§ **INSTRUCTIONS TO FOLLOW**
Your task is to write out the complete listing exactly as it is shown.

§ **DATASET EXTRACT**
####

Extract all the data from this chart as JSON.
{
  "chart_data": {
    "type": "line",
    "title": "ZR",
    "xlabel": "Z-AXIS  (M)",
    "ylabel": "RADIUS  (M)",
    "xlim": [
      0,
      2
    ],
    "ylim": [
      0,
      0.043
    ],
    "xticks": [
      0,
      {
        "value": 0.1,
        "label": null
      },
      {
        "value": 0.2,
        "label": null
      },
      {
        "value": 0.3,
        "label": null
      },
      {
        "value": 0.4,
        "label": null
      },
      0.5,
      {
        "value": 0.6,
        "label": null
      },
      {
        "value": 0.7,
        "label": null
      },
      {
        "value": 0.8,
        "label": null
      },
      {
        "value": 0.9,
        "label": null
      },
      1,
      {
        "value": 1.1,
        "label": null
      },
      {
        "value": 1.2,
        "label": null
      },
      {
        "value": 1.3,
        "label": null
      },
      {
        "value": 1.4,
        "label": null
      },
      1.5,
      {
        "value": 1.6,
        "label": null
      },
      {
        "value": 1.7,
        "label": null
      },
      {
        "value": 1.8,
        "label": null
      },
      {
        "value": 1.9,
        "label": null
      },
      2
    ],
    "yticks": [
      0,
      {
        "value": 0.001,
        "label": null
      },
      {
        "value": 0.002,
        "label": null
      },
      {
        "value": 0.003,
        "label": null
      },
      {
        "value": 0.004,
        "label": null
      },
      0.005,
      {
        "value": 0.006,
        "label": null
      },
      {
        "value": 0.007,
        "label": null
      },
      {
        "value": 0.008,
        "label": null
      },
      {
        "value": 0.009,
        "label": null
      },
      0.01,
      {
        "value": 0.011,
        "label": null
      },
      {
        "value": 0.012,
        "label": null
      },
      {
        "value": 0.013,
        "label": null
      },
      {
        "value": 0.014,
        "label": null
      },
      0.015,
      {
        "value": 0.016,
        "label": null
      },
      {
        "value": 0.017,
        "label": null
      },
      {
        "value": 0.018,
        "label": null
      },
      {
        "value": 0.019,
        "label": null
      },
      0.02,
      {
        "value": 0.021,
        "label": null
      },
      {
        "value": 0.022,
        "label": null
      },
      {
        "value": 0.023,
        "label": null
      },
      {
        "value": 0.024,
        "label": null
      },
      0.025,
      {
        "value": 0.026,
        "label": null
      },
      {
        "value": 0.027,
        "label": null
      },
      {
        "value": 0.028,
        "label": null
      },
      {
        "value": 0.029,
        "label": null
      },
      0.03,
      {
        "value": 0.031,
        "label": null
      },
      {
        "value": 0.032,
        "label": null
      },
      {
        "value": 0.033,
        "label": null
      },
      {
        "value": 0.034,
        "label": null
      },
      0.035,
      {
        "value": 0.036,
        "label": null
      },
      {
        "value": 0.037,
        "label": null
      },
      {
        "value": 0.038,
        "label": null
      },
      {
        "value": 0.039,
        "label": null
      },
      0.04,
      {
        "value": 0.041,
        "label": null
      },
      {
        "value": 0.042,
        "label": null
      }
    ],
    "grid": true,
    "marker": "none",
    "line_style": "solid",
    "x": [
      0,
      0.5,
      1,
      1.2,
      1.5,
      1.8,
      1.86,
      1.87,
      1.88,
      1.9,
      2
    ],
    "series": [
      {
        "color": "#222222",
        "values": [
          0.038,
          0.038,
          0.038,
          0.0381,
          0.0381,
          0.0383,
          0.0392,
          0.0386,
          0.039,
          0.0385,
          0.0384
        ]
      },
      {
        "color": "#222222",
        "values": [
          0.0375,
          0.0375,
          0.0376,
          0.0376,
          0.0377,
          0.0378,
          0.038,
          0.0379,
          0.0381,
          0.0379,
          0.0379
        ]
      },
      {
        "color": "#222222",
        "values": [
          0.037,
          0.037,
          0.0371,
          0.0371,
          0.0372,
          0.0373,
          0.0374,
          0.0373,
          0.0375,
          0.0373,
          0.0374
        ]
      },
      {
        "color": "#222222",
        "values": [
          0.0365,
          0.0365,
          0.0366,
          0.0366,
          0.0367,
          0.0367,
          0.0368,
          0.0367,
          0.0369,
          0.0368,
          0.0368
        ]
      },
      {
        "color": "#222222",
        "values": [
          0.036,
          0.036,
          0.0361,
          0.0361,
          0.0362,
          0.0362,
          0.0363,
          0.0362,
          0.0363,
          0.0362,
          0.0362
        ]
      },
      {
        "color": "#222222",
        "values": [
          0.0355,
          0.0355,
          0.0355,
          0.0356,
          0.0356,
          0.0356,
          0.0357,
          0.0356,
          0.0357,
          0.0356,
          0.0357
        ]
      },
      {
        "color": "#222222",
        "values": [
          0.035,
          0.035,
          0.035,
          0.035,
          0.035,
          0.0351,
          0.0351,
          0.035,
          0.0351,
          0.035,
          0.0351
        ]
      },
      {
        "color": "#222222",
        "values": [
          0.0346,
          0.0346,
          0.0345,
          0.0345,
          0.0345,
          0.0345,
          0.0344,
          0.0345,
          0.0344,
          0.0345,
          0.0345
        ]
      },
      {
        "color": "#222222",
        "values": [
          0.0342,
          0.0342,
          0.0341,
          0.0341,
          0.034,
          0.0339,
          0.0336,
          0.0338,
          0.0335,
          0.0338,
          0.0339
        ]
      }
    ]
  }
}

####

§ **EXERCISE RESPONSE**
Extract all the data from this chart as JSON.
{
  "chart_data": {
    "type": "line",
    "title": "ZR",
    "xlabel": "Z-AXIS  (M)",
    "ylabel": "RADIUS  (M)",
    "xlim": [
      0,
      2
    ],
    "ylim": [
      0,
      0.043
    ],
    "xticks": [
      0,
      {
        "value": 0.1,
        "label": null
      },
      {
        "value": 0.2,
        "label": null
      },
      {
        "value": 0.3,
        "label": null
      },
      {
        "value": 0.4,
        "label": null
      },
      0.5,
      {
        "value": 0.6,
        "label": null
      },
      {
        "value": 0.7,
        "label": null
      },
      {
        "value": 0.8,
        "label": null
      },
      {
        "value": 0.9,
        "label": null
      },
      1,
      {
        "value": 1.1,
        "label": null
      },
      {
        "value": 1.2,
        "label": null
      },
      {
        "value": 1.3,
        "label": null
      },
      {
        "value": 1.4,
        "label": null
      },
      1.5,
      {
        "value": 1.6,
        "label": null
      },
      {
        "value": 1.7,
        "label": null
      },
      {
        "value": 1.8,
        "label": null
      },
      {
        "value": 1.9,
        "label": null
      },
      2
    ],
    "yticks": [
      0,
      {
        "value": 0.001,
        "label": null
      },
      {
        "value": 0.002,
        "label": null
      },
      {
        "value": 0.003,
        "label": null
      },
      {
        "value": 0.004,
        "label": null
      },
      0.005,
      {
        "value": 0.006,
        "label": null
      },
      {
        "value": 0.007,
        "label": null
      },
      {
        "value": 0.008,
        "label": null
      },
      {
        "value": 0.009,
        "label": null
      },
      0.01,
      {
        "value": 0.011,
        "label": null
      },
      {
        "value": 0.012,
        "label": null
      },
      {
        "value": 0.013,
        "label": null
      },
      {
        "value": 0.014,
        "label": null
      },
      0.015,
      {
        "value": 0.016,
        "label": null
      },
      {
        "value": 0.017,
        "label": null
      },
      {
        "value": 0.018,
        "label": null
      },
      {
        "value": 0.019,
        "label": null
      },
      0.02,
      {
        "value": 0.021,
        "label": null
      },
      {
        "value": 0.022,
        "label": null
      },
      {
        "value": 0.023,
        "label": null
      },
      {
        "value": 0.024,
        "label": null
      },
      0.025,
      {
        "value": 0.026,
        "label": null
      },
      {
        "value": 0.027,
        "label": null
      },
      {
        "value": 0.028,
        "label": null
      },
      {
        "value": 0.029,
        "label": null
      },
      0.03,
      {
        "value": 0.031,
        "label": null
      },
      {
        "value": 0.032,
        "label": null
      },
      {
        "value": 0.033,
        "label": null
      },
      {
        "value": 0.034,
        "label": null
      },
      0.035,
      {
        "value": 0.036,
        "label": null
      },
      {
        "value": 0.037,
        "label": null
      },
      {
        "value": 0.038,
        "label": null
      },
      {
        "value": 0.039,
        "label": null
      },
      0.04,
      {
        "value": 0.041,
        "label": null
      },
      {
        "value": 0.042,
        "label": null
      }
    ],
    "grid": true,
    "marker": "none",
    "line_style": "solid",
    "x": [
      0,
      0.5,
      1,
      1.2,
      1.5,
      1.8,
      1.86,
      1.87,
      1.88,
      1.9,
      2
    ],
    "series": [
      {
        "color": "#222222",
        "values": [
          0.038,
          0.038,
          0.038,
          0.0381,
          0.0381,
          0.0383,
          0.0392,
          0.0386,
          0.039,
          0.0385,
          0.0384
        ]
      },
      {
        "color": "#222222",
        "values": [
          0.0375,
          0.0375,
          0.0376,
          0.0376,
          0.0377,
          0.0378,
          0.038,
          0.0379,
          0.0381,
          0.0379,
          0.0379
        ]
      },
      {
        "color": "#222222",
        "values": [
          0.037,
          0.037,
          0.0371,
          0.0371,
          0.0372,
          0.0373,
          0.0374,
          0.0373,
          0.0375,
          0.0373,
          0.0374
        ]
      },
      {
        "color": "#222222",
        "values": [
          0.0365,
          0.0365,
          0.0366,
          0.0366,
          0.0367,
          0.0367,
          0.0368,
          0.0367,
          0.0369,
          0.0368,
          0.0368
        ]
      },
      {
        "color": "#222222",
        "values": [
          0.036,
          0.036,
          0.0361,
          0.0361,
          0.0362,
          0.0362,
          0.0363,
          0.0362,
          0.0363,
          0.0362,
          0.0362
        ]
      },
      {
        "color": "#222222",
        "values": [
          0.0355,
          0.0355,
          0.0355,
          0.0356,
          0.0356,
          0.0356,
          0.0357,
          0.0356,
          0.0357,
          0.0356,
          0.0357
        ]
      },
      {
        "color": "#222222",
        "values": [
          0.035,
          0.035,
          0.035,
          0.035,
          0.035,
          0.0351,
          0.0351,
          0.035,
          0.0351,
          0.035,
          0.0351
        ]
      },
      {
        "color": "#222222",
        "values": [
          0.0346,
          0.0346,
          0.0345,
          0.0345,
          0.0345,
          0.0345,
          0.0344,
          0.0345,
          0.0344,
          0.0345,
          0.0345
        ]
      },
      {
        "color": "#222222",
        "values": [
          0.0342,
          0.0342,
          0.0341,
          0.0341,
          0.034,
          0.0339,
          0.0336,
          0.0338,
          0.0335,
          0.0338,
          0.0339
        ]
      }
    ]
  }
}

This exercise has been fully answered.